▶ STATED EXERCISE 1
Copy the part of the two-body problem post that opens with the words containing "The Two-Body problem consists" and closes with "constants of motion.".

▶ PASSAGE TO READ
»»

# What exactly are the 12 conserved quantities in the Two-Body Problem?

The Two-Body problem consists of 6 2nd-order differential equations

$$\begin{equation} \ddot{\mathbf{r}}_1 = \frac{1}{m_1}\ \mathbf{F_g} \\ \ddot{\mathbf{r}}_2 = -\ \frac{1}{m_2}\ \mathbf{F_g} \end{equation}$$

where $$\mathbf{F_g}$$ is the gravitational force between the two bodies.

This system of equation can be re-written as 12 1st-order differential equations by introducing velocities

$$\begin{equation} \dot{\mathbf{r}}_1 = \mathbf{v_1} \\ \dot{\mathbf{r}}_2 = \mathbf{v_2} \\ \dot{\mathbf{v}}_1 = \frac{1}{m_1}\ \mathbf{F_g} \\ \dot{\mathbf{v}}_2 = -\ \frac{1}{m_2}\ \mathbf{F_g} \end{equation}$$

That being said, it is known that analytic solutions to the Two-Body problem exist, which would require 12 constants of motion.

««

▶ STATED EXERCISE 2
In the records, swap "Cardano" for "ADA" in the lines from the one containing "533, 1344, 547]" through the end of the records. Return only those lines, with nothing else changed.

▶ Entries from a dataset

»»

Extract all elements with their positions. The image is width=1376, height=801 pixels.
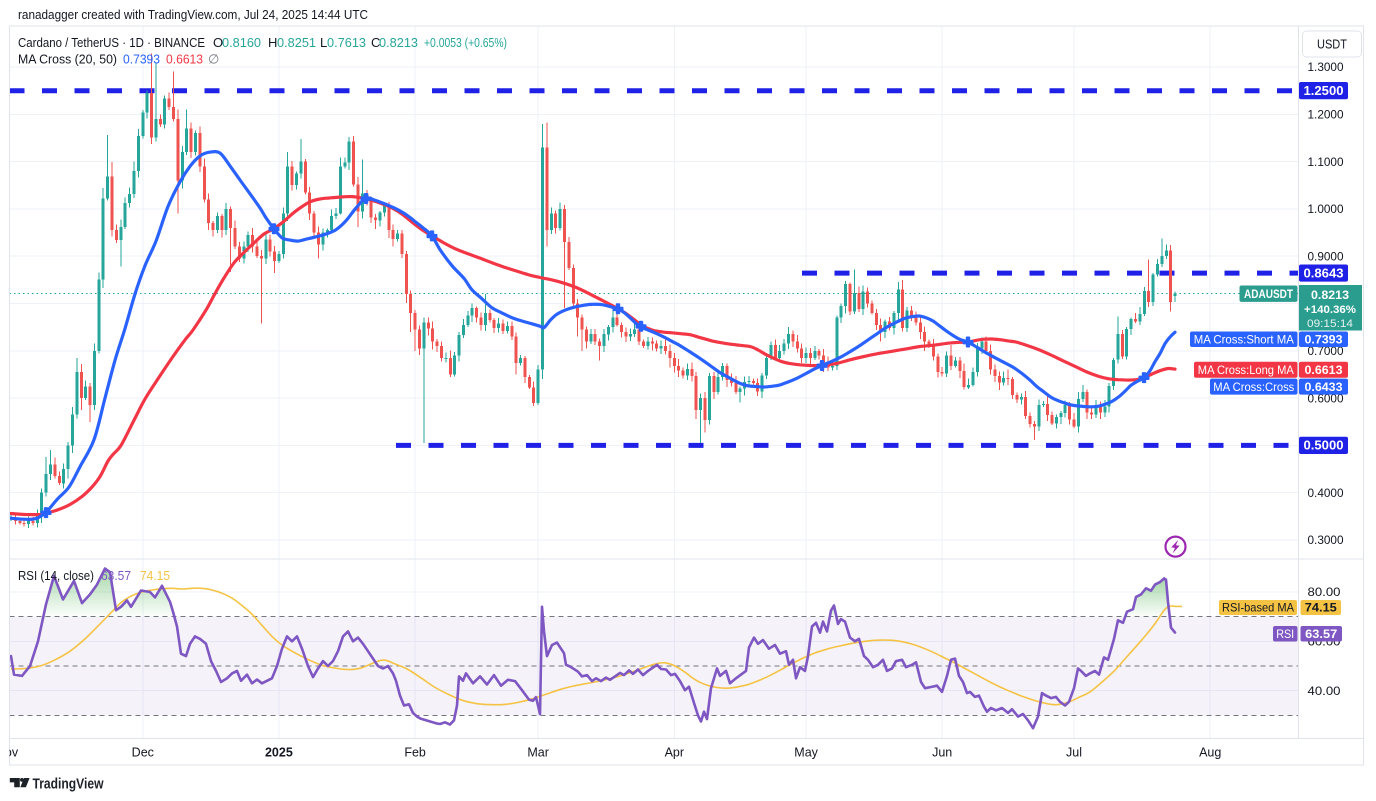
svg-text:0.3000: 0.3000	[1308, 533, 1344, 547]
svg-text:0.8643: 0.8643	[1304, 266, 1344, 280]
svg-text:Mar: Mar	[527, 746, 549, 760]
svg-text:0.8213: 0.8213	[1311, 288, 1349, 302]
svg-text:May: May	[794, 746, 818, 760]
svg-text:40.00: 40.00	[1308, 684, 1341, 698]
svg-text:ranadagger created with Tradin: ranadagger created with TradingView.com,…	[18, 7, 368, 22]
svg-text:Cardano / TetherUS · 1D · BINA: Cardano / TetherUS · 1D · BINANCE	[18, 35, 205, 50]
svg-text:TradingView: TradingView	[33, 777, 105, 793]
svg-text:RSI: RSI	[1276, 628, 1294, 641]
svg-text:Jul: Jul	[1066, 746, 1082, 760]
svg-text:Jun: Jun	[932, 746, 952, 760]
svg-text:+140.36%: +140.36%	[1304, 304, 1356, 316]
svg-text:0.6613: 0.6613	[1305, 363, 1343, 377]
svg-text:Feb: Feb	[404, 746, 426, 760]
svg-text:MA Cross:Long MA: MA Cross:Long MA	[1198, 364, 1294, 377]
svg-text:Dec: Dec	[132, 746, 154, 760]
svg-text:Aug: Aug	[1199, 746, 1221, 760]
svg-text:MA Cross:Short MA: MA Cross:Short MA	[1194, 333, 1294, 346]
svg-text:1.1000: 1.1000	[1308, 155, 1344, 169]
svg-text:0.5000: 0.5000	[1304, 439, 1344, 453]
svg-text:MA Cross:Cross: MA Cross:Cross	[1213, 381, 1294, 394]
svg-text:RSI-based MA: RSI-based MA	[1222, 602, 1294, 615]
svg-text:ADAUSDT: ADAUSDT	[1244, 288, 1293, 301]
svg-text:80.00: 80.00	[1308, 585, 1341, 599]
svg-text:0.6000: 0.6000	[1308, 391, 1344, 405]
svg-text:1.2500: 1.2500	[1304, 84, 1344, 98]
svg-text:63.57: 63.57	[1305, 627, 1337, 641]
svg-text:2025: 2025	[265, 746, 293, 760]
svg-text:Apr: Apr	[665, 746, 684, 760]
svg-text:0.9000: 0.9000	[1308, 249, 1344, 263]
svg-text:0.7393: 0.7393	[1305, 332, 1343, 346]
svg-text:0.4000: 0.4000	[1308, 486, 1344, 500]
svg-text:1.0000: 1.0000	[1308, 202, 1344, 216]
svg-text:0.6433: 0.6433	[1305, 380, 1343, 394]
svg-text:74.15: 74.15	[1305, 601, 1337, 615]
svg-text:Nov: Nov	[0, 746, 19, 760]
svg-text:09:15:14: 09:15:14	[1307, 318, 1353, 330]
svg-text:1.3000: 1.3000	[1308, 60, 1344, 74]
svg-text:1.2000: 1.2000	[1308, 108, 1344, 122]
svg-text:USDT: USDT	[1317, 37, 1347, 52]
svg-text:0.7000: 0.7000	[1308, 344, 1344, 358]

««

▶ WRITTEN ANSWER 1
The Two-Body problem consists of 6 2nd-order differential equations

$$\begin{equation} \ddot{\mathbf{r}}_1 = \frac{1}{m_1}\ \mathbf{F_g} \\ \ddot{\mathbf{r}}_2 = -\ \frac{1}{m_2}\ \mathbf{F_g} \end{equation}$$

where $$\mathbf{F_g}$$ is the gravitational force between the two bodies.

This system of equation can be re-written as 12 1st-order differential equations by introducing velocities

$$\begin{equation} \dot{\mathbf{r}}_1 = \mathbf{v_1} \\ \dot{\mathbf{r}}_2 = \mathbf{v_2} \\ \dot{\mathbf{v}}_1 = \frac{1}{m_1}\ \mathbf{F_g} \\ \dot{\mathbf{v}}_2 = -\ \frac{1}{m_2}\ \mathbf{F_g} \end{equation}$$

That being said, it is known that analytic solutions to the Two-Body problem exist, which would require 12 constants of motion.

▶ WRITTEN ANSWER 2
svg-text:0.3000: 0.3000	[1308, 533, 1344, 547]
svg-text:0.8643: 0.8643	[1304, 266, 1344, 280]
svg-text:Mar: Mar	[527, 746, 549, 760]
svg-text:0.8213: 0.8213	[1311, 288, 1349, 302]
svg-text:May: May	[794, 746, 818, 760]
svg-text:40.00: 40.00	[1308, 684, 1341, 698]
svg-text:ranadagger created with Tradin: ranadagger created with TradingView.com,…	[18, 7, 368, 22]
svg-text:ADA / TetherUS · 1D · BINA: ADA / TetherUS · 1D · BINANCE	[18, 35, 205, 50]
svg-text:TradingView: TradingView	[33, 777, 105, 793]
svg-text:RSI: RSI	[1276, 628, 1294, 641]
svg-text:Jul: Jul	[1066, 746, 1082, 760]
svg-text:Jun: Jun	[932, 746, 952, 760]
svg-text:+140.36%: +140.36%	[1304, 304, 1356, 316]
svg-text:0.6613: 0.6613	[1305, 363, 1343, 377]
svg-text:Feb: Feb	[404, 746, 426, 760]
svg-text:MA Cross:Long MA: MA Cross:Long MA	[1198, 364, 1294, 377]
svg-text:Dec: Dec	[132, 746, 154, 760]
svg-text:Aug: Aug	[1199, 746, 1221, 760]
svg-text:MA Cross:Short MA: MA Cross:Short MA	[1194, 333, 1294, 346]
svg-text:1.1000: 1.1000	[1308, 155, 1344, 169]
svg-text:0.5000: 0.5000	[1304, 439, 1344, 453]
svg-text:MA Cross:Cross: MA Cross:Cross	[1213, 381, 1294, 394]
svg-text:RSI-based MA: RSI-based MA	[1222, 602, 1294, 615]
svg-text:ADAUSDT: ADAUSDT	[1244, 288, 1293, 301]
svg-text:80.00: 80.00	[1308, 585, 1341, 599]
svg-text:0.6000: 0.6000	[1308, 391, 1344, 405]
svg-text:1.2500: 1.2500	[1304, 84, 1344, 98]
svg-text:63.57: 63.57	[1305, 627, 1337, 641]
svg-text:2025: 2025	[265, 746, 293, 760]
svg-text:Apr: Apr	[665, 746, 684, 760]
svg-text:0.9000: 0.9000	[1308, 249, 1344, 263]
svg-text:0.7393: 0.7393	[1305, 332, 1343, 346]
svg-text:0.4000: 0.4000	[1308, 486, 1344, 500]
svg-text:1.0000: 1.0000	[1308, 202, 1344, 216]
svg-text:0.6433: 0.6433	[1305, 380, 1343, 394]
svg-text:74.15: 74.15	[1305, 601, 1337, 615]
svg-text:Nov: Nov	[0, 746, 19, 760]
svg-text:09:15:14: 09:15:14	[1307, 318, 1353, 330]
svg-text:1.3000: 1.3000	[1308, 60, 1344, 74]
svg-text:1.2000: 1.2000	[1308, 108, 1344, 122]
svg-text:USDT: USDT	[1317, 37, 1347, 52]
svg-text:0.7000: 0.7000	[1308, 344, 1344, 358]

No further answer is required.